In the market report, reproduce the stretch from "The futures market" through "was off 0.4%.", swapping "futures market" for "options market".

Text segment
# # #

By Alex Eule |
Tuesday, September 6
Unlucky
Number Seven. Investors
returned from the three-day weekend ready to turn the page on an uneven summer
of trading. Stocks looked strong in pre-market trading this morning, and they
were up at the open. But an August pattern of stocks losing steam throughout
the day has now continued into September.
Today's turning point came at 10 a.m. when a new report
from the Institute for Supply Management
showed strong activity in the services sector. The ISM's services PMI showed
unexpected growth from a month ago, coming in at 56.9, versus an estimate
of 55. New orders and business activity continue to grow and actually
accelerated from a month ago. The price index, meanwhile, declined for the
fourth straight month.
It's not the picture of a recessionary
economy. And, for investors, that's the problem. An economic slowdown might
have been the best hope for a pause in Federal Reserve rate increases. Today's
ISM report makes it a little more likely that the Fed will continue with its
hikes, confident that the economy can withstand tighter monetary conditions.
The futures market is now pricing in a
70% chance of a three-quarter point rate hike in September, up from 57% on
Friday. Yields on the 2- and 10-year
Treasury notes both moved up significantly today, with the
2-year settling at 3.499% and the 10-year at 3.339%.
Not surprisingly, stocks -- particularly
rate-sensitive growth stocks -- fell on the day. The tech-heavy Nasdaq
Composite closed down 0.7%, its seventh consecutive decline.
It's the Nasdaq's longest losing streak since November 2016. The Dow
Jones Industrial Average fell 173 points, or 0.6%, while the S&P
500 was off 0.4%.

# # #

Data extract
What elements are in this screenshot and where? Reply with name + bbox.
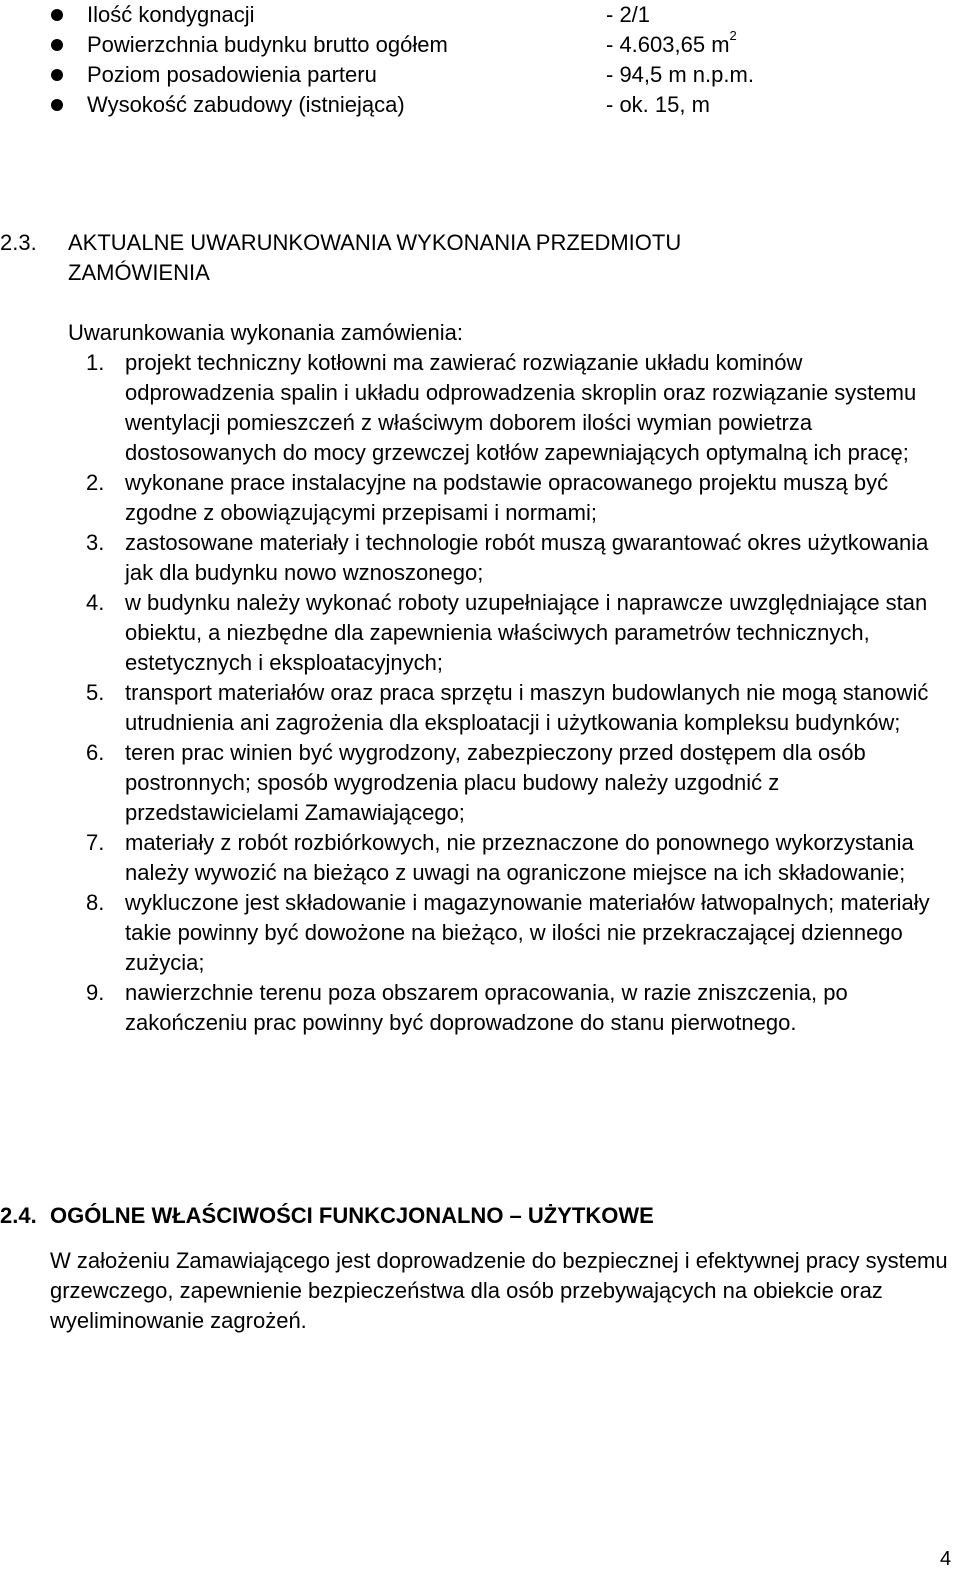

# # #

Finished exercise
The options market is now pricing in a
70% chance of a three-quarter point rate hike in September, up from 57% on
Friday. Yields on the 2- and 10-year
Treasury notes both moved up significantly today, with the
2-year settling at 3.499% and the 10-year at 3.339%.
Not surprisingly, stocks -- particularly
rate-sensitive growth stocks -- fell on the day. The tech-heavy Nasdaq
Composite closed down 0.7%, its seventh consecutive decline.
It's the Nasdaq's longest losing streak since November 2016. The Dow
Jones Industrial Average fell 173 points, or 0.6%, while the S&P
500 was off 0.4%.